Data items:
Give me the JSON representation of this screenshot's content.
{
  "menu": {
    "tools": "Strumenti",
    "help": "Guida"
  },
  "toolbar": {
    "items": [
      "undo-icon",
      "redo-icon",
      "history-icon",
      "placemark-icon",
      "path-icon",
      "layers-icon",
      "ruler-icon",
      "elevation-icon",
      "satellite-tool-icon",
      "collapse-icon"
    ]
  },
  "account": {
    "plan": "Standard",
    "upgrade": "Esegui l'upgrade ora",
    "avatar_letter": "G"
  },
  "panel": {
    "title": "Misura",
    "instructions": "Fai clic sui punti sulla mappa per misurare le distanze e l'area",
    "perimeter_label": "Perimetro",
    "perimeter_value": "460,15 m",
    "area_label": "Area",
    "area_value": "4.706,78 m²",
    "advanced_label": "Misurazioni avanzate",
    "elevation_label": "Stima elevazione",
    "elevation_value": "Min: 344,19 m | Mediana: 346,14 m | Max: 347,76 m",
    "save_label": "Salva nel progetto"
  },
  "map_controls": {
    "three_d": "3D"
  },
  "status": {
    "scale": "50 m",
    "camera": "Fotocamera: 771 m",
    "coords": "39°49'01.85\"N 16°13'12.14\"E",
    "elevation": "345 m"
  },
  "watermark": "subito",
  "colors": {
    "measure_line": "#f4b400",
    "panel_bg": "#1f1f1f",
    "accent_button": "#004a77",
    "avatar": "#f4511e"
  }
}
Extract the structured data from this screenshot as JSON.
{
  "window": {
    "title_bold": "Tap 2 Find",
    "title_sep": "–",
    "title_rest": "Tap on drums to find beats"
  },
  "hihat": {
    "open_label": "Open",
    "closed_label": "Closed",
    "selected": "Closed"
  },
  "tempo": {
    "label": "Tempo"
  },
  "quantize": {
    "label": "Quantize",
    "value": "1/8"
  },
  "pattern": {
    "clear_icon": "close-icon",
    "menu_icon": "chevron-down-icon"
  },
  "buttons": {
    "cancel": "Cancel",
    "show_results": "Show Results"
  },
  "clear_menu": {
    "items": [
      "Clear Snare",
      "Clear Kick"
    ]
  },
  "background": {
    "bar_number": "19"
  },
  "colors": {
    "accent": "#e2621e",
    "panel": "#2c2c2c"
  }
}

WRITTEN TASK:
Take the entries above and copy them out exactly.

OUTPUT FOR THIS TASK:
Give me the JSON representation of this screenshot's content.
{
  "menu": {
    "tools": "Strumenti",
    "help": "Guida"
  },
  "toolbar": {
    "items": [
      "undo-icon",
      "redo-icon",
      "history-icon",
      "placemark-icon",
      "path-icon",
      "layers-icon",
      "ruler-icon",
      "elevation-icon",
      "satellite-tool-icon",
      "collapse-icon"
    ]
  },
  "account": {
    "plan": "Standard",
    "upgrade": "Esegui l'upgrade ora",
    "avatar_letter": "G"
  },
  "panel": {
    "title": "Misura",
    "instructions": "Fai clic sui punti sulla mappa per misurare le distanze e l'area",
    "perimeter_label": "Perimetro",
    "perimeter_value": "460,15 m",
    "area_label": "Area",
    "area_value": "4.706,78 m²",
    "advanced_label": "Misurazioni avanzate",
    "elevation_label": "Stima elevazione",
    "elevation_value": "Min: 344,19 m | Mediana: 346,14 m | Max: 347,76 m",
    "save_label": "Salva nel progetto"
  },
  "map_controls": {
    "three_d": "3D"
  },
  "status": {
    "scale": "50 m",
    "camera": "Fotocamera: 771 m",
    "coords": "39°49'01.85\"N 16°13'12.14\"E",
    "elevation": "345 m"
  },
  "watermark": "subito",
  "colors": {
    "measure_line": "#f4b400",
    "panel_bg": "#1f1f1f",
    "accent_button": "#004a77",
    "avatar": "#f4511e"
  }
}
Extract the structured data from this screenshot as JSON.
{
  "window": {
    "title_bold": "Tap 2 Find",
    "title_sep": "–",
    "title_rest": "Tap on drums to find beats"
  },
  "hihat": {
    "open_label": "Open",
    "closed_label": "Closed",
    "selected": "Closed"
  },
  "tempo": {
    "label": "Tempo"
  },
  "quantize": {
    "label": "Quantize",
    "value": "1/8"
  },
  "pattern": {
    "clear_icon": "close-icon",
    "menu_icon": "chevron-down-icon"
  },
  "buttons": {
    "cancel": "Cancel",
    "show_results": "Show Results"
  },
  "clear_menu": {
    "items": [
      "Clear Snare",
      "Clear Kick"
    ]
  },
  "background": {
    "bar_number": "19"
  },
  "colors": {
    "accent": "#e2621e",
    "panel": "#2c2c2c"
  }
}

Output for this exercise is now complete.